§ **Set task**: Wherever the word "JSON" appears in a line, copy that line.
********************
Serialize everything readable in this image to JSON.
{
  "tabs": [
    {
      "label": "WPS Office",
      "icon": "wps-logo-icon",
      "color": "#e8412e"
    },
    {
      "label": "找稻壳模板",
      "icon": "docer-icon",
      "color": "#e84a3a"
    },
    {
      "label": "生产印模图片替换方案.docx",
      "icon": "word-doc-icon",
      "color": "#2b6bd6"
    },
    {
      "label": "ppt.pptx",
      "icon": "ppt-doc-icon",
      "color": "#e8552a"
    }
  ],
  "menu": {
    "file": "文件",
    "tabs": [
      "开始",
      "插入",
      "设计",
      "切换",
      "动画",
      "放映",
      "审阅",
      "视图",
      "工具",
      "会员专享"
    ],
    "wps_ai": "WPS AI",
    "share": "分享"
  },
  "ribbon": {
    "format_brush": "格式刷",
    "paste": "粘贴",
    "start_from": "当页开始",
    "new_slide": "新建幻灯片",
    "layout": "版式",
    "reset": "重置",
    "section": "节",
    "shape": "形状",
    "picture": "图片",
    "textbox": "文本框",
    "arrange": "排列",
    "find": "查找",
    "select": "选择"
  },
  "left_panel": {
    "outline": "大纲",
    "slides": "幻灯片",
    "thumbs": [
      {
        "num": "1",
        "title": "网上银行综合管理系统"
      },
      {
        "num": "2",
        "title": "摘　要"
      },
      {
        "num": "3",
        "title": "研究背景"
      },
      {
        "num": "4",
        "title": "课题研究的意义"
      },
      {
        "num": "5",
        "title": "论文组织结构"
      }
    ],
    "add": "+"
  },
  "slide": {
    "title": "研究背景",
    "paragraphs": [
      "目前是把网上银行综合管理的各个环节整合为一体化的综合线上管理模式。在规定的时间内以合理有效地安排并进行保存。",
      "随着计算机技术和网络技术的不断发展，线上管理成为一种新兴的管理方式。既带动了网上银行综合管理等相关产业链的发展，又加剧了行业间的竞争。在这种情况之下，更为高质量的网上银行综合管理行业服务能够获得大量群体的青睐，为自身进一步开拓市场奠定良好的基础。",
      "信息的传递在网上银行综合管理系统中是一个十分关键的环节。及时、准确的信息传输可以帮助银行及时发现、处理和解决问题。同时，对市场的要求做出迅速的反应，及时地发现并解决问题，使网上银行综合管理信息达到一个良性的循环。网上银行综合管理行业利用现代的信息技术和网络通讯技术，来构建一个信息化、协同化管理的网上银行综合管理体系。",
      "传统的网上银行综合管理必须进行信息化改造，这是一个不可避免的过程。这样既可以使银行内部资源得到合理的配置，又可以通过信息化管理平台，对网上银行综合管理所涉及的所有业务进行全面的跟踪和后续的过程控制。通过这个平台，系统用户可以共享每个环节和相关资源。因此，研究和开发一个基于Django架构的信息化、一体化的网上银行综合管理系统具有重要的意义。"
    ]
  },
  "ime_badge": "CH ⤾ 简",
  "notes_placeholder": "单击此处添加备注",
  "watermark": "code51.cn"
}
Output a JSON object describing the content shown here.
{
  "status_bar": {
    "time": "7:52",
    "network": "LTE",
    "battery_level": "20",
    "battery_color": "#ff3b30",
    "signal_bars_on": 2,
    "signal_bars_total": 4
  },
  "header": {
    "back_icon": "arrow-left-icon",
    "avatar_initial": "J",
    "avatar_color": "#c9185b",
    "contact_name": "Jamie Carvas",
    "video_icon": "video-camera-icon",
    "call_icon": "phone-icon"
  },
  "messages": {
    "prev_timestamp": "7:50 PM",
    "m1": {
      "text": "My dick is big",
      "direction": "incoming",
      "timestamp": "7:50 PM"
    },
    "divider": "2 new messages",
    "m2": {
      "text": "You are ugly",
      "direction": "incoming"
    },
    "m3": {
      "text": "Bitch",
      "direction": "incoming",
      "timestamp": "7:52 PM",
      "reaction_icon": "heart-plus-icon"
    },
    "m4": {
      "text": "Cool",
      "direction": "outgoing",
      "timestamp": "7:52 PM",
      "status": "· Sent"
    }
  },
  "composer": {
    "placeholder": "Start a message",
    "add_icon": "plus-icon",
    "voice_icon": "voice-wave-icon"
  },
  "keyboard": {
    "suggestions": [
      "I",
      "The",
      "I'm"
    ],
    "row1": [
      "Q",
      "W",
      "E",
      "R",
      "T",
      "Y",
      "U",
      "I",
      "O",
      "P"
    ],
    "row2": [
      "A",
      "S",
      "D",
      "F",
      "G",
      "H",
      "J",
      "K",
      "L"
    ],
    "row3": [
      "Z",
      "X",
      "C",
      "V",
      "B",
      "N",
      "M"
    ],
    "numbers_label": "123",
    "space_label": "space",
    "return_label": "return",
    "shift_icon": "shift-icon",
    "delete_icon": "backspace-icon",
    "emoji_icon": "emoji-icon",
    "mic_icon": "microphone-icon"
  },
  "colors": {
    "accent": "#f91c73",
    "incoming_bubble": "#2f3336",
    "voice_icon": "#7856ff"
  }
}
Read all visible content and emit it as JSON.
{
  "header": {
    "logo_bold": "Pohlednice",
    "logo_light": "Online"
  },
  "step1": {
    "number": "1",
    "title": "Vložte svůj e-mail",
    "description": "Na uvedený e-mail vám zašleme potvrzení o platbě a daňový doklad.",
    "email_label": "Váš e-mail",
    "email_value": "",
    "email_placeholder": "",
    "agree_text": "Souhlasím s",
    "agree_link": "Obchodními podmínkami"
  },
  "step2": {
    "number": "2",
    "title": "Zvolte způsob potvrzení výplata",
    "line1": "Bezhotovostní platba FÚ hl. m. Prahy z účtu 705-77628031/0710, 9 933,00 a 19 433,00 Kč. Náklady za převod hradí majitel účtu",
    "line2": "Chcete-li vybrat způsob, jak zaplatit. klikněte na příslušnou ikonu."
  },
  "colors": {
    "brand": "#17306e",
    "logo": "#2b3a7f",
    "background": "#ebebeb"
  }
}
********************
§ **Task response**:
Serialize everything readable in this image to JSON.
Output a JSON object describing the content shown here.
Read all visible content and emit it as JSON.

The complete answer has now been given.